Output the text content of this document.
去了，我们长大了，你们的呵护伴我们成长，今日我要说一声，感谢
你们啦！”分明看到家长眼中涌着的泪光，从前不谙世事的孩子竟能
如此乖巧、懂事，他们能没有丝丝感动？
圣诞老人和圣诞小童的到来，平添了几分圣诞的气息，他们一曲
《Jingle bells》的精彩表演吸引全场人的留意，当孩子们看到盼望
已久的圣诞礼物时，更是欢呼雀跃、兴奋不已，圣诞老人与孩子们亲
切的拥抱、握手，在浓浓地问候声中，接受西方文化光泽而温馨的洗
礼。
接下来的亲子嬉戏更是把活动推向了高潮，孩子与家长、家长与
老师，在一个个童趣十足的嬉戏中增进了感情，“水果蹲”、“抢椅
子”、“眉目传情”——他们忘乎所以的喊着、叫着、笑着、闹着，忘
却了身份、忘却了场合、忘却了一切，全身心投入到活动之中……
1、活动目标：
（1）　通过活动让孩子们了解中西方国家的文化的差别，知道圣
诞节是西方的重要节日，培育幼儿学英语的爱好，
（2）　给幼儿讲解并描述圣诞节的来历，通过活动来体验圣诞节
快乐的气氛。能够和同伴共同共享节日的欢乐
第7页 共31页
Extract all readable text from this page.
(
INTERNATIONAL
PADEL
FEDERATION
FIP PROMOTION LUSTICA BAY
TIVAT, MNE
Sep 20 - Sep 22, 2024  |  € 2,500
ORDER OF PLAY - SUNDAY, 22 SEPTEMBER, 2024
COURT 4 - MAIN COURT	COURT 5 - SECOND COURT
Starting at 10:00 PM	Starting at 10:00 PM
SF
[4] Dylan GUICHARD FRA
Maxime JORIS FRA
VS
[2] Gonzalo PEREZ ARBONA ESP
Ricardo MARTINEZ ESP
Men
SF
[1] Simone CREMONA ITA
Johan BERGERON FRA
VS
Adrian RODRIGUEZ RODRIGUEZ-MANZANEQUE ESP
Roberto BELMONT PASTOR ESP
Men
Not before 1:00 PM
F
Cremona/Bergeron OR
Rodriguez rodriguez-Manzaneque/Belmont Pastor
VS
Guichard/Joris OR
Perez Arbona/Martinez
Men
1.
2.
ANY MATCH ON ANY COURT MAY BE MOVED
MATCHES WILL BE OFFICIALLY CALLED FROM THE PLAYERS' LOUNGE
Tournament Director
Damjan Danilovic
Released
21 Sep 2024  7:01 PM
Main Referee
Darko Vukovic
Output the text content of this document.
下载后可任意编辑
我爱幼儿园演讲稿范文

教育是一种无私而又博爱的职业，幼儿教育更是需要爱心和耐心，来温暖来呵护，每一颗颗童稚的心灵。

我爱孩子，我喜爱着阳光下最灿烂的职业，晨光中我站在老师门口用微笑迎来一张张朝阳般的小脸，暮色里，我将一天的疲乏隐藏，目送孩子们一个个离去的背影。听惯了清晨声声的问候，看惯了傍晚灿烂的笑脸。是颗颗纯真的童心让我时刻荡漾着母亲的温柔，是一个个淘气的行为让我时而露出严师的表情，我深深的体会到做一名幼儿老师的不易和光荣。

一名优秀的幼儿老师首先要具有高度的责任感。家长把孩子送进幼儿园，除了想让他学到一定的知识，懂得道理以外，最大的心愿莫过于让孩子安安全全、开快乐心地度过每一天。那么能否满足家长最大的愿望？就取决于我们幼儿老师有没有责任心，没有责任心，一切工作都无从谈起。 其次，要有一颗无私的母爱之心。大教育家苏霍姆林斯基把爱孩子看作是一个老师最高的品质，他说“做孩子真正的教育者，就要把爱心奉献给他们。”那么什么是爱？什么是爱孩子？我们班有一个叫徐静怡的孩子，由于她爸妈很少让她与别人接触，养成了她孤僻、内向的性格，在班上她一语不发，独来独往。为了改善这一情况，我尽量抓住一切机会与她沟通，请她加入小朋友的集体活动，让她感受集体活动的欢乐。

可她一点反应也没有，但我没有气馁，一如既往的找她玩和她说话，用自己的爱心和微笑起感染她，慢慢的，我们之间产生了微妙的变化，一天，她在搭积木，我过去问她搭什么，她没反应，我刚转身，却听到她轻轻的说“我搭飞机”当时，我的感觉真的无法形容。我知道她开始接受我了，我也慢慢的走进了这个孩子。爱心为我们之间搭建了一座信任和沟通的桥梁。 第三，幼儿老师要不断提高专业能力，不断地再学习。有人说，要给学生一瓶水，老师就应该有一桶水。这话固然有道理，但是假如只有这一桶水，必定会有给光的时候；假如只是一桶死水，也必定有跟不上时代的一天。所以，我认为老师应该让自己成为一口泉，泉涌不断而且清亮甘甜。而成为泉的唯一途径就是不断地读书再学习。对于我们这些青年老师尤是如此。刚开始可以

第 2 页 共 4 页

> **INSTRUCTION**:
Among these entries, how many lines include the string "COURT"? Reply with the number by itself.

> **RESPONSE BELOW**:
2